## Start
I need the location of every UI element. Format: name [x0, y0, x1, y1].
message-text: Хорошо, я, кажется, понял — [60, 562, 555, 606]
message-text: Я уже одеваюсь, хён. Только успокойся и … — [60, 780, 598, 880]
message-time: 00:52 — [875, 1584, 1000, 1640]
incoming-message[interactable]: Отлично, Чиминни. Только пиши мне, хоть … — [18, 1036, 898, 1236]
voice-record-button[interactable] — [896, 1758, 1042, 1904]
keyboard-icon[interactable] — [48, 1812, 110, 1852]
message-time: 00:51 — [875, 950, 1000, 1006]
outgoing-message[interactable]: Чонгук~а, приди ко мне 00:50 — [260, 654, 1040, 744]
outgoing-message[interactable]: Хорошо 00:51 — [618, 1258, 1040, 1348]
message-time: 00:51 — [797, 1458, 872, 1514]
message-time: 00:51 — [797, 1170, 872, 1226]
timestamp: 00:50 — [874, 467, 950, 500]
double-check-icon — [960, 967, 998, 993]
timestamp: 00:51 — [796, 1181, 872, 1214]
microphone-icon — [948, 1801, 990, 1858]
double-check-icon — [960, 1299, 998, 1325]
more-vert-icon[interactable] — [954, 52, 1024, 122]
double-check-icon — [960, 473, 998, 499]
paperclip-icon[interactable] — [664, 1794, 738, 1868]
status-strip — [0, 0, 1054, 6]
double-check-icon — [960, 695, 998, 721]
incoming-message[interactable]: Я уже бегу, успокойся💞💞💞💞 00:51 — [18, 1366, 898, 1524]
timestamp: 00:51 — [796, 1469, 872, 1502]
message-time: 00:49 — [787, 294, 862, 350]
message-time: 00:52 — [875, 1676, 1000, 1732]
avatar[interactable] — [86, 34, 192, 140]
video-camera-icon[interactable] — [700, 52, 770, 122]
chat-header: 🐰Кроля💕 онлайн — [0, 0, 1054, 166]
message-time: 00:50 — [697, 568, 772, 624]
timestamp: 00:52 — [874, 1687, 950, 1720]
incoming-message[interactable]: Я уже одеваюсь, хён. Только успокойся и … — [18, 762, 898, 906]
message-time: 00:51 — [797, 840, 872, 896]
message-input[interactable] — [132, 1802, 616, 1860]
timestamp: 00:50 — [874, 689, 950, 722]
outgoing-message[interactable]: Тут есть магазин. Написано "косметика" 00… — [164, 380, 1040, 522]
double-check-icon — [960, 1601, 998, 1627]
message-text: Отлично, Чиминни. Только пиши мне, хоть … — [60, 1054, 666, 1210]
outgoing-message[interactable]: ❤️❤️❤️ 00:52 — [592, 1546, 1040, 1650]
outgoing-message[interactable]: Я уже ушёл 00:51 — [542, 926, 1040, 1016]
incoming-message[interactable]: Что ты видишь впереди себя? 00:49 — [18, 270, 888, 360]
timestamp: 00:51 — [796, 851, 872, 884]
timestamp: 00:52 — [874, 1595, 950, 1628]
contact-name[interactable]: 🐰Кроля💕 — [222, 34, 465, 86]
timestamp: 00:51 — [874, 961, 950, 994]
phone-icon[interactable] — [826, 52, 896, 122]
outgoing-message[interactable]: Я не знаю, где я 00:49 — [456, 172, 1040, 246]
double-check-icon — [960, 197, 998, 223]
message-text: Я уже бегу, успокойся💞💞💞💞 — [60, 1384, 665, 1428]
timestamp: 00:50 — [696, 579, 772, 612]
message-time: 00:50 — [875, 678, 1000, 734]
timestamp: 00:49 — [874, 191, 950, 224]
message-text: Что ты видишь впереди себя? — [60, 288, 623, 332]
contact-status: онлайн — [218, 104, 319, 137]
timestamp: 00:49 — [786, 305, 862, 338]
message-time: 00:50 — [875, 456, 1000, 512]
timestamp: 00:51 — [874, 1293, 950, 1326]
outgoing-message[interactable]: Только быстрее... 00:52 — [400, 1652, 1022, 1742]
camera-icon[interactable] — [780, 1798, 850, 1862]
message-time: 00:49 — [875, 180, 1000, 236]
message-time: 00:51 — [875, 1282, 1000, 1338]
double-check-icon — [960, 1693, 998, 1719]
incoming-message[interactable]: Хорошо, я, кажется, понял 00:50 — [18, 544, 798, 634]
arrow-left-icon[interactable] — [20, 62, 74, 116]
## End
What is asked: Duplicate all of the items above, line for line, without changing a single character.

Output for this exercise:
I need the location of every UI element. Format: name [x0, y0, x1, y1].
message-text: Хорошо, я, кажется, понял — [60, 562, 555, 606]
message-text: Я уже одеваюсь, хён. Только успокойся и … — [60, 780, 598, 880]
message-time: 00:52 — [875, 1584, 1000, 1640]
incoming-message[interactable]: Отлично, Чиминни. Только пиши мне, хоть … — [18, 1036, 898, 1236]
voice-record-button[interactable] — [896, 1758, 1042, 1904]
keyboard-icon[interactable] — [48, 1812, 110, 1852]
message-time: 00:51 — [875, 950, 1000, 1006]
outgoing-message[interactable]: Чонгук~а, приди ко мне 00:50 — [260, 654, 1040, 744]
outgoing-message[interactable]: Хорошо 00:51 — [618, 1258, 1040, 1348]
message-time: 00:51 — [797, 1458, 872, 1514]
message-time: 00:51 — [797, 1170, 872, 1226]
timestamp: 00:50 — [874, 467, 950, 500]
double-check-icon — [960, 967, 998, 993]
timestamp: 00:51 — [796, 1181, 872, 1214]
microphone-icon — [948, 1801, 990, 1858]
double-check-icon — [960, 1299, 998, 1325]
more-vert-icon[interactable] — [954, 52, 1024, 122]
double-check-icon — [960, 473, 998, 499]
paperclip-icon[interactable] — [664, 1794, 738, 1868]
status-strip — [0, 0, 1054, 6]
double-check-icon — [960, 695, 998, 721]
incoming-message[interactable]: Я уже бегу, успокойся💞💞💞💞 00:51 — [18, 1366, 898, 1524]
timestamp: 00:51 — [796, 1469, 872, 1502]
message-time: 00:49 — [787, 294, 862, 350]
message-time: 00:52 — [875, 1676, 1000, 1732]
avatar[interactable] — [86, 34, 192, 140]
video-camera-icon[interactable] — [700, 52, 770, 122]
chat-header: 🐰Кроля💕 онлайн — [0, 0, 1054, 166]
message-time: 00:50 — [697, 568, 772, 624]
timestamp: 00:52 — [874, 1687, 950, 1720]
incoming-message[interactable]: Я уже одеваюсь, хён. Только успокойся и … — [18, 762, 898, 906]
message-time: 00:51 — [797, 840, 872, 896]
message-input[interactable] — [132, 1802, 616, 1860]
timestamp: 00:50 — [874, 689, 950, 722]
outgoing-message[interactable]: Тут есть магазин. Написано "косметика" 00… — [164, 380, 1040, 522]
double-check-icon — [960, 1601, 998, 1627]
message-text: Отлично, Чиминни. Только пиши мне, хоть … — [60, 1054, 666, 1210]
outgoing-message[interactable]: ❤️❤️❤️ 00:52 — [592, 1546, 1040, 1650]
outgoing-message[interactable]: Я уже ушёл 00:51 — [542, 926, 1040, 1016]
incoming-message[interactable]: Что ты видишь впереди себя? 00:49 — [18, 270, 888, 360]
timestamp: 00:51 — [796, 851, 872, 884]
timestamp: 00:52 — [874, 1595, 950, 1628]
contact-name[interactable]: 🐰Кроля💕 — [222, 34, 465, 86]
timestamp: 00:51 — [874, 961, 950, 994]
phone-icon[interactable] — [826, 52, 896, 122]
outgoing-message[interactable]: Я не знаю, где я 00:49 — [456, 172, 1040, 246]
double-check-icon — [960, 197, 998, 223]
message-text: Я уже бегу, успокойся💞💞💞💞 — [60, 1384, 665, 1428]
timestamp: 00:50 — [696, 579, 772, 612]
message-time: 00:50 — [875, 678, 1000, 734]
timestamp: 00:49 — [874, 191, 950, 224]
message-text: Что ты видишь впереди себя? — [60, 288, 623, 332]
contact-status: онлайн — [218, 104, 319, 137]
timestamp: 00:49 — [786, 305, 862, 338]
message-time: 00:50 — [875, 456, 1000, 512]
timestamp: 00:51 — [874, 1293, 950, 1326]
outgoing-message[interactable]: Только быстрее... 00:52 — [400, 1652, 1022, 1742]
camera-icon[interactable] — [780, 1798, 850, 1862]
message-time: 00:49 — [875, 180, 1000, 236]
message-time: 00:51 — [875, 1282, 1000, 1338]
double-check-icon — [960, 1693, 998, 1719]
incoming-message[interactable]: Хорошо, я, кажется, понял 00:50 — [18, 544, 798, 634]
arrow-left-icon[interactable] — [20, 62, 74, 116]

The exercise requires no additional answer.